__Data extracted from a collection__.
· · · · · · ·
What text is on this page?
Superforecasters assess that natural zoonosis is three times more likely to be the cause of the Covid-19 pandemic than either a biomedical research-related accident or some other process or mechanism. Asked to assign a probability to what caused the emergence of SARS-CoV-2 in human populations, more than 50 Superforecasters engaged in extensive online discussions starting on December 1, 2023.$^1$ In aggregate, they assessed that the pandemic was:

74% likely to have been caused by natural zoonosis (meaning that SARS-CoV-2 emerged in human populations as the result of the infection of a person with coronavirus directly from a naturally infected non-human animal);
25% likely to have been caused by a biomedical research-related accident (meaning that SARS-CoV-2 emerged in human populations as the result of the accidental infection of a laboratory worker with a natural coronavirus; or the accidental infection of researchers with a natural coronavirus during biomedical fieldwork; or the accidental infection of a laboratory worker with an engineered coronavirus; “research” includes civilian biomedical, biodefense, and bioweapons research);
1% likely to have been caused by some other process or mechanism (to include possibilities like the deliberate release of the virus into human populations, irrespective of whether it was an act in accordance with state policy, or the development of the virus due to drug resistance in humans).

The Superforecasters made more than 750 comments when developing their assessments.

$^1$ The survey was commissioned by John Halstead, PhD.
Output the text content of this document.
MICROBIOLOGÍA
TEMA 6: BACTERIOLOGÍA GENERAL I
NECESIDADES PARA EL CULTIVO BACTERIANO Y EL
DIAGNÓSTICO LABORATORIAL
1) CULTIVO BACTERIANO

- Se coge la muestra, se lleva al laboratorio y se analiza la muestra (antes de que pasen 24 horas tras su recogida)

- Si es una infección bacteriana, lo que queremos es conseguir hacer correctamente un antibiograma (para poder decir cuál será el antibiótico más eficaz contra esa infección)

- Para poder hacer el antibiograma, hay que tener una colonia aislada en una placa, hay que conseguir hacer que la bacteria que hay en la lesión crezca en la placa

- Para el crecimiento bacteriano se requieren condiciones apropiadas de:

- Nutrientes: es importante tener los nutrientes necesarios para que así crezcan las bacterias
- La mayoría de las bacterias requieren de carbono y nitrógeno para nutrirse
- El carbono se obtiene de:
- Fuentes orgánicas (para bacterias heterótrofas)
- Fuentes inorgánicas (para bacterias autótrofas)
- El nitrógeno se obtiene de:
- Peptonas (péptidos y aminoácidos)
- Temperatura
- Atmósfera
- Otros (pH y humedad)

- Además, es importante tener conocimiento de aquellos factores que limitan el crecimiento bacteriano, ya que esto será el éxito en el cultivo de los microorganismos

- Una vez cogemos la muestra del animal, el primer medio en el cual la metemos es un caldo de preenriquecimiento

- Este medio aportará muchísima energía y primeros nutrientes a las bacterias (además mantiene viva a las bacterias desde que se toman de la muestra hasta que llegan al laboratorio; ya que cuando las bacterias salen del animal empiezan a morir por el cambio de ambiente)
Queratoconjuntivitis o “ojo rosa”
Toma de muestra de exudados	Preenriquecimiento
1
· · · · · · ·
__WORK TO BE COMPLETED__.
The response should consist of all the entries, set down exactly.

__RESPONSE BELOW__.
What text is on this page?
Superforecasters assess that natural zoonosis is three times more likely to be the cause of the Covid-19 pandemic than either a biomedical research-related accident or some other process or mechanism. Asked to assign a probability to what caused the emergence of SARS-CoV-2 in human populations, more than 50 Superforecasters engaged in extensive online discussions starting on December 1, 2023.$^1$ In aggregate, they assessed that the pandemic was:

74% likely to have been caused by natural zoonosis (meaning that SARS-CoV-2 emerged in human populations as the result of the infection of a person with coronavirus directly from a naturally infected non-human animal);
25% likely to have been caused by a biomedical research-related accident (meaning that SARS-CoV-2 emerged in human populations as the result of the accidental infection of a laboratory worker with a natural coronavirus; or the accidental infection of researchers with a natural coronavirus during biomedical fieldwork; or the accidental infection of a laboratory worker with an engineered coronavirus; “research” includes civilian biomedical, biodefense, and bioweapons research);
1% likely to have been caused by some other process or mechanism (to include possibilities like the deliberate release of the virus into human populations, irrespective of whether it was an act in accordance with state policy, or the development of the virus due to drug resistance in humans).

The Superforecasters made more than 750 comments when developing their assessments.

$^1$ The survey was commissioned by John Halstead, PhD.
Output the text content of this document.
MICROBIOLOGÍA
TEMA 6: BACTERIOLOGÍA GENERAL I
NECESIDADES PARA EL CULTIVO BACTERIANO Y EL
DIAGNÓSTICO LABORATORIAL
1) CULTIVO BACTERIANO

- Se coge la muestra, se lleva al laboratorio y se analiza la muestra (antes de que pasen 24 horas tras su recogida)

- Si es una infección bacteriana, lo que queremos es conseguir hacer correctamente un antibiograma (para poder decir cuál será el antibiótico más eficaz contra esa infección)

- Para poder hacer el antibiograma, hay que tener una colonia aislada en una placa, hay que conseguir hacer que la bacteria que hay en la lesión crezca en la placa

- Para el crecimiento bacteriano se requieren condiciones apropiadas de:

- Nutrientes: es importante tener los nutrientes necesarios para que así crezcan las bacterias
- La mayoría de las bacterias requieren de carbono y nitrógeno para nutrirse
- El carbono se obtiene de:
- Fuentes orgánicas (para bacterias heterótrofas)
- Fuentes inorgánicas (para bacterias autótrofas)
- El nitrógeno se obtiene de:
- Peptonas (péptidos y aminoácidos)
- Temperatura
- Atmósfera
- Otros (pH y humedad)

- Además, es importante tener conocimiento de aquellos factores que limitan el crecimiento bacteriano, ya que esto será el éxito en el cultivo de los microorganismos

- Una vez cogemos la muestra del animal, el primer medio en el cual la metemos es un caldo de preenriquecimiento

- Este medio aportará muchísima energía y primeros nutrientes a las bacterias (además mantiene viva a las bacterias desde que se toman de la muestra hasta que llegan al laboratorio; ya que cuando las bacterias salen del animal empiezan a morir por el cambio de ambiente)
Queratoconjuntivitis o “ojo rosa”
Toma de muestra de exudados	Preenriquecimiento
1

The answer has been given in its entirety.